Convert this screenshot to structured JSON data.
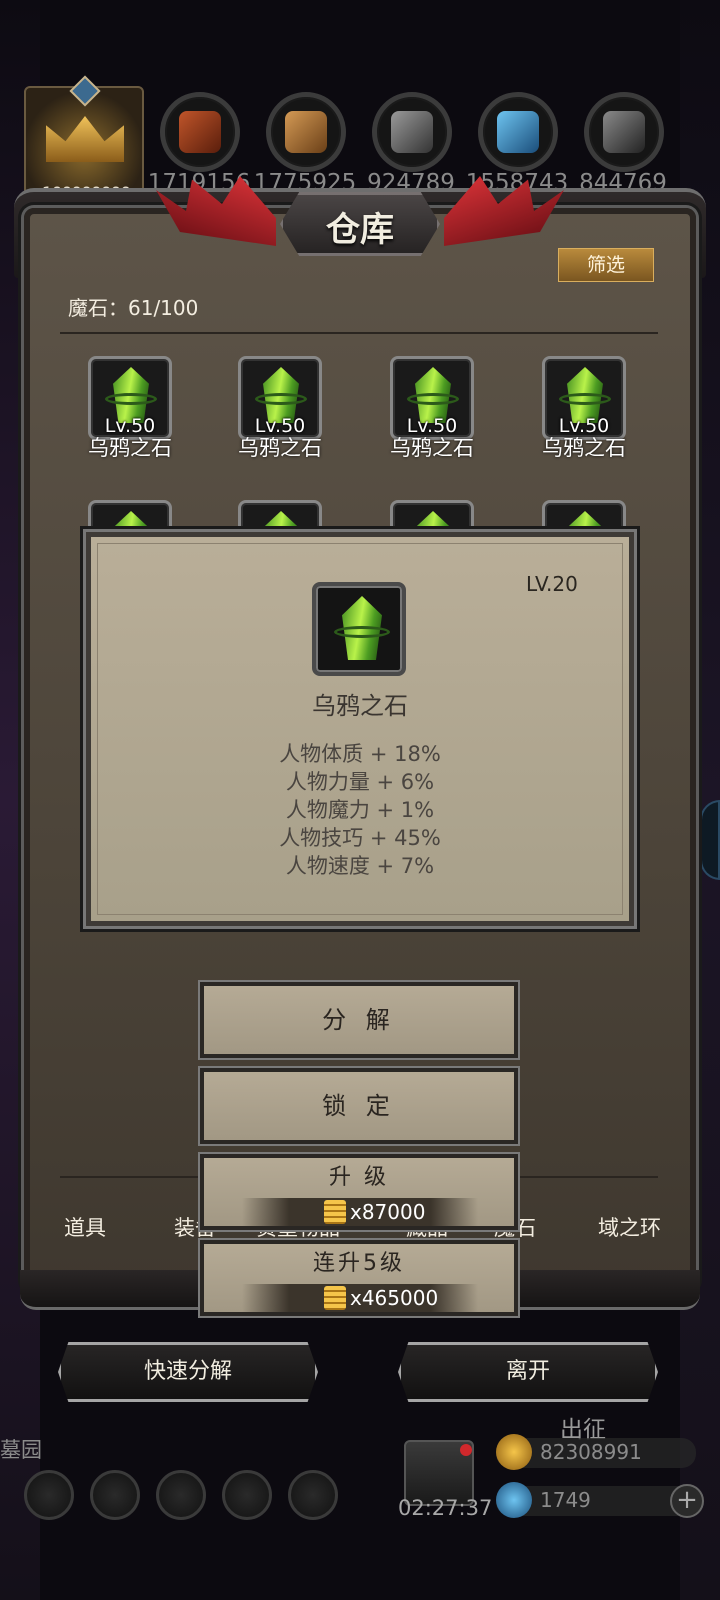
{
  "resources": {
    "avatar_value": "100000000",
    "items": [
      {
        "icon": "meat-icon",
        "value": "1719156",
        "color": "#7a3a1c"
      },
      {
        "icon": "wood-icon",
        "value": "1775925",
        "color": "#8a5a2a"
      },
      {
        "icon": "stone-icon",
        "value": "924789",
        "color": "#555555"
      },
      {
        "icon": "crystal-icon",
        "value": "1558743",
        "color": "#2a7ab5"
      },
      {
        "icon": "iron-icon",
        "value": "844769",
        "color": "#444444"
      }
    ]
  },
  "warehouse": {
    "title": "仓库",
    "filter_label": "筛选",
    "stone_count": "魔石：61/100",
    "items": [
      {
        "level": "Lv.50",
        "name": "乌鸦之石"
      },
      {
        "level": "Lv.50",
        "name": "乌鸦之石"
      },
      {
        "level": "Lv.50",
        "name": "乌鸦之石"
      },
      {
        "level": "Lv.50",
        "name": "乌鸦之石"
      }
    ]
  },
  "detail": {
    "level": "LV.20",
    "name": "乌鸦之石",
    "stats": [
      "人物体质 + 18%",
      "人物力量 + 6%",
      "人物魔力 + 1%",
      "人物技巧 + 45%",
      "人物速度 + 7%"
    ]
  },
  "actions": {
    "decompose": "分 解",
    "lock": "锁 定",
    "upgrade": "升 级",
    "upgrade_cost": "x87000",
    "upgrade5": "连升5级",
    "upgrade5_cost": "x465000"
  },
  "tabs": [
    "道具",
    "装备",
    "贵重物品",
    "藏品",
    "魔石",
    "域之环"
  ],
  "bottom": {
    "quick_decompose": "快速分解",
    "leave": "离开"
  },
  "hud": {
    "left_label": "墓园",
    "timer": "02:27:37",
    "expedition": "出征",
    "gold": "82308991",
    "gems": "1749",
    "plus": "+"
  },
  "colors": {
    "gem_green": "#b9f24a",
    "accent_gold": "#b98a3c",
    "wing_red": "#e0353a"
  }
}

§ **Written task**:
Copy all the records above exactly, but leave out the pictures.

§ **Solution for this problem**:
Convert this screenshot to structured JSON data.
{
  "resources": {
    "avatar_value": "100000000",
    "items": [
      {
        "icon": "meat-icon",
        "value": "1719156",
        "color": "#7a3a1c"
      },
      {
        "icon": "wood-icon",
        "value": "1775925",
        "color": "#8a5a2a"
      },
      {
        "icon": "stone-icon",
        "value": "924789",
        "color": "#555555"
      },
      {
        "icon": "crystal-icon",
        "value": "1558743",
        "color": "#2a7ab5"
      },
      {
        "icon": "iron-icon",
        "value": "844769",
        "color": "#444444"
      }
    ]
  },
  "warehouse": {
    "title": "仓库",
    "filter_label": "筛选",
    "stone_count": "魔石：61/100",
    "items": [
      {
        "level": "Lv.50",
        "name": "乌鸦之石"
      },
      {
        "level": "Lv.50",
        "name": "乌鸦之石"
      },
      {
        "level": "Lv.50",
        "name": "乌鸦之石"
      },
      {
        "level": "Lv.50",
        "name": "乌鸦之石"
      }
    ]
  },
  "detail": {
    "level": "LV.20",
    "name": "乌鸦之石",
    "stats": [
      "人物体质 + 18%",
      "人物力量 + 6%",
      "人物魔力 + 1%",
      "人物技巧 + 45%",
      "人物速度 + 7%"
    ]
  },
  "actions": {
    "decompose": "分 解",
    "lock": "锁 定",
    "upgrade": "升 级",
    "upgrade_cost": "x87000",
    "upgrade5": "连升5级",
    "upgrade5_cost": "x465000"
  },
  "tabs": [
    "道具",
    "装备",
    "贵重物品",
    "藏品",
    "魔石",
    "域之环"
  ],
  "bottom": {
    "quick_decompose": "快速分解",
    "leave": "离开"
  },
  "hud": {
    "left_label": "墓园",
    "timer": "02:27:37",
    "expedition": "出征",
    "gold": "82308991",
    "gems": "1749",
    "plus": "+"
  },
  "colors": {
    "gem_green": "#b9f24a",
    "accent_gold": "#b98a3c",
    "wing_red": "#e0353a"
  }
}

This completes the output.